::: DATA SUPPLIED :::
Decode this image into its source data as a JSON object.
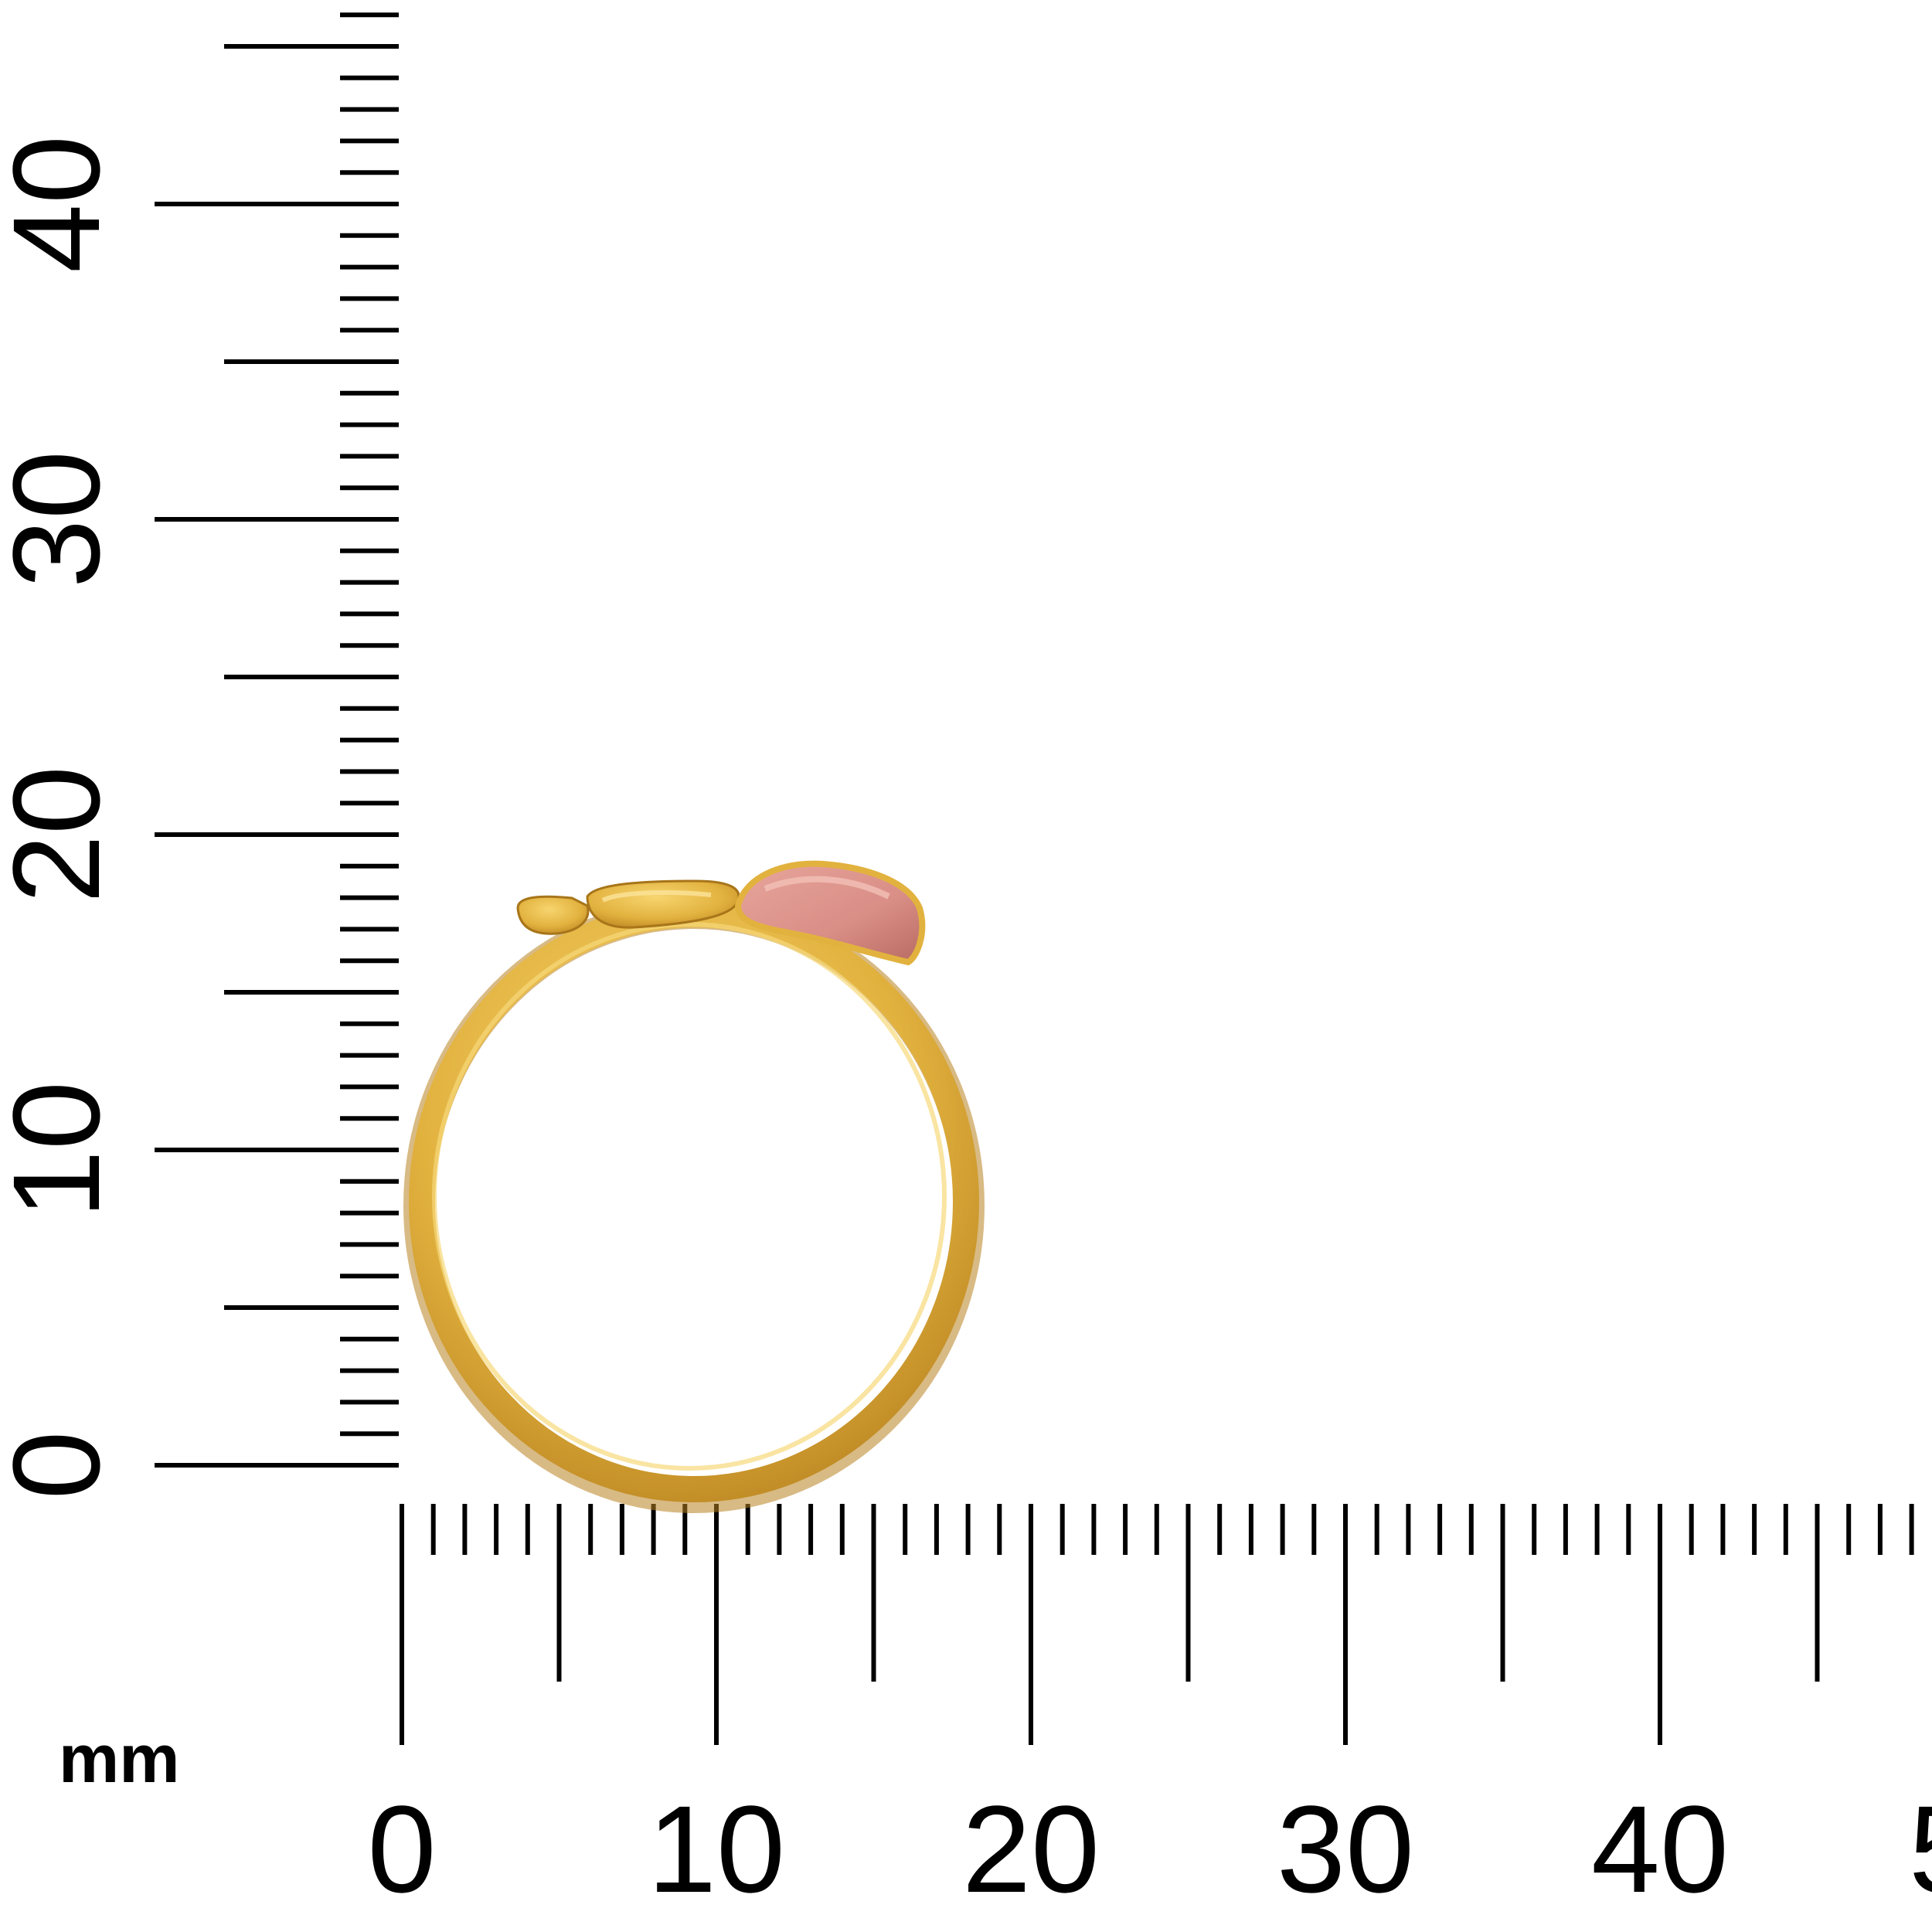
{
  "unit_label": "mm",
  "y_ruler": {
    "labels": [
      "0",
      "10",
      "20",
      "30",
      "40"
    ]
  },
  "x_ruler": {
    "labels": [
      "0",
      "10",
      "20",
      "30",
      "40",
      "5"
    ]
  },
  "ring": {
    "band_color": "#e2b23f",
    "enamel_color": "#d98e86"
  }
}
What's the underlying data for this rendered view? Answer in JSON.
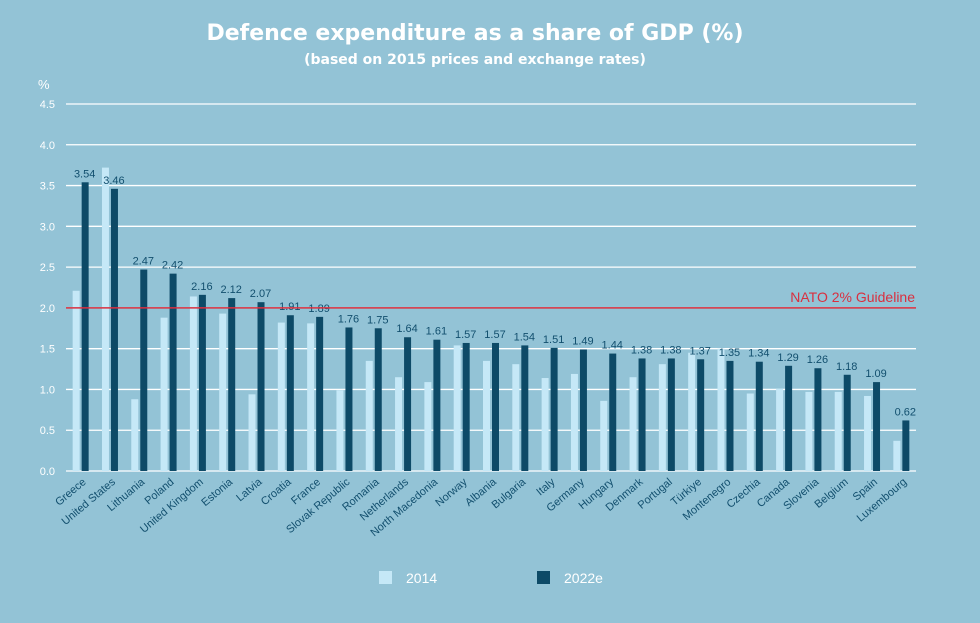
{
  "chart_data": {
    "type": "bar",
    "title": "Defence expenditure as a share of GDP (%)",
    "subtitle": "(based on 2015 prices and exchange rates)",
    "ylabel": "%",
    "ylim": [
      0,
      4.5
    ],
    "yticks": [
      "0.0",
      "0.5",
      "1.0",
      "1.5",
      "2.0",
      "2.5",
      "3.0",
      "3.5",
      "4.0",
      "4.5"
    ],
    "grid": true,
    "legend_position": "bottom",
    "categories": [
      "Greece",
      "United States",
      "Lithuania",
      "Poland",
      "United Kingdom",
      "Estonia",
      "Latvia",
      "Croatia",
      "France",
      "Slovak Republic",
      "Romania",
      "Netherlands",
      "North Macedonia",
      "Norway",
      "Albania",
      "Bulgaria",
      "Italy",
      "Germany",
      "Hungary",
      "Denmark",
      "Portugal",
      "Türkiye",
      "Montenegro",
      "Czechia",
      "Canada",
      "Slovenia",
      "Belgium",
      "Spain",
      "Luxembourg"
    ],
    "series": [
      {
        "name": "2014",
        "color": "#c5e8f7",
        "values": [
          2.21,
          3.72,
          0.88,
          1.88,
          2.14,
          1.93,
          0.94,
          1.82,
          1.81,
          0.99,
          1.35,
          1.15,
          1.09,
          1.54,
          1.35,
          1.31,
          1.14,
          1.19,
          0.86,
          1.15,
          1.31,
          1.45,
          1.5,
          0.95,
          1.01,
          0.97,
          0.97,
          0.92,
          0.37
        ]
      },
      {
        "name": "2022e",
        "color": "#0d4a67",
        "values": [
          3.54,
          3.46,
          2.47,
          2.42,
          2.16,
          2.12,
          2.07,
          1.91,
          1.89,
          1.76,
          1.75,
          1.64,
          1.61,
          1.57,
          1.57,
          1.54,
          1.51,
          1.49,
          1.44,
          1.38,
          1.38,
          1.37,
          1.35,
          1.34,
          1.29,
          1.26,
          1.18,
          1.09,
          0.62
        ]
      }
    ],
    "value_labels": [
      "3.54",
      "3.46",
      "2.47",
      "2.42",
      "2.16",
      "2.12",
      "2.07",
      "1.91",
      "1.89",
      "1.76",
      "1.75",
      "1.64",
      "1.61",
      "1.57",
      "1.57",
      "1.54",
      "1.51",
      "1.49",
      "1.44",
      "1.38",
      "1.38",
      "1.37",
      "1.35",
      "1.34",
      "1.29",
      "1.26",
      "1.18",
      "1.09",
      "0.62"
    ],
    "guideline": {
      "value": 2.0,
      "label": "NATO 2% Guideline",
      "color": "#d92f3f"
    },
    "colors": {
      "background": "#93c3d6",
      "gridline": "#ffffff",
      "label": "#124f6e"
    }
  }
}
:::
**TASK DIRECTIONS**
Return the full material word for word. Do not include the pictures.

**OUTPUT**
Decode this image into its source data as a JSON object.
{
  "unit_label": "mm",
  "y_ruler": {
    "labels": [
      "0",
      "10",
      "20",
      "30",
      "40"
    ]
  },
  "x_ruler": {
    "labels": [
      "0",
      "10",
      "20",
      "30",
      "40",
      "5"
    ]
  },
  "ring": {
    "band_color": "#e2b23f",
    "enamel_color": "#d98e86"
  }
}
What's the underlying data for this rendered view? Answer in JSON.
{
  "chart_data": {
    "type": "bar",
    "title": "Defence expenditure as a share of GDP (%)",
    "subtitle": "(based on 2015 prices and exchange rates)",
    "ylabel": "%",
    "ylim": [
      0,
      4.5
    ],
    "yticks": [
      "0.0",
      "0.5",
      "1.0",
      "1.5",
      "2.0",
      "2.5",
      "3.0",
      "3.5",
      "4.0",
      "4.5"
    ],
    "grid": true,
    "legend_position": "bottom",
    "categories": [
      "Greece",
      "United States",
      "Lithuania",
      "Poland",
      "United Kingdom",
      "Estonia",
      "Latvia",
      "Croatia",
      "France",
      "Slovak Republic",
      "Romania",
      "Netherlands",
      "North Macedonia",
      "Norway",
      "Albania",
      "Bulgaria",
      "Italy",
      "Germany",
      "Hungary",
      "Denmark",
      "Portugal",
      "Türkiye",
      "Montenegro",
      "Czechia",
      "Canada",
      "Slovenia",
      "Belgium",
      "Spain",
      "Luxembourg"
    ],
    "series": [
      {
        "name": "2014",
        "color": "#c5e8f7",
        "values": [
          2.21,
          3.72,
          0.88,
          1.88,
          2.14,
          1.93,
          0.94,
          1.82,
          1.81,
          0.99,
          1.35,
          1.15,
          1.09,
          1.54,
          1.35,
          1.31,
          1.14,
          1.19,
          0.86,
          1.15,
          1.31,
          1.45,
          1.5,
          0.95,
          1.01,
          0.97,
          0.97,
          0.92,
          0.37
        ]
      },
      {
        "name": "2022e",
        "color": "#0d4a67",
        "values": [
          3.54,
          3.46,
          2.47,
          2.42,
          2.16,
          2.12,
          2.07,
          1.91,
          1.89,
          1.76,
          1.75,
          1.64,
          1.61,
          1.57,
          1.57,
          1.54,
          1.51,
          1.49,
          1.44,
          1.38,
          1.38,
          1.37,
          1.35,
          1.34,
          1.29,
          1.26,
          1.18,
          1.09,
          0.62
        ]
      }
    ],
    "value_labels": [
      "3.54",
      "3.46",
      "2.47",
      "2.42",
      "2.16",
      "2.12",
      "2.07",
      "1.91",
      "1.89",
      "1.76",
      "1.75",
      "1.64",
      "1.61",
      "1.57",
      "1.57",
      "1.54",
      "1.51",
      "1.49",
      "1.44",
      "1.38",
      "1.38",
      "1.37",
      "1.35",
      "1.34",
      "1.29",
      "1.26",
      "1.18",
      "1.09",
      "0.62"
    ],
    "guideline": {
      "value": 2.0,
      "label": "NATO 2% Guideline",
      "color": "#d92f3f"
    },
    "colors": {
      "background": "#93c3d6",
      "gridline": "#ffffff",
      "label": "#124f6e"
    }
  }
}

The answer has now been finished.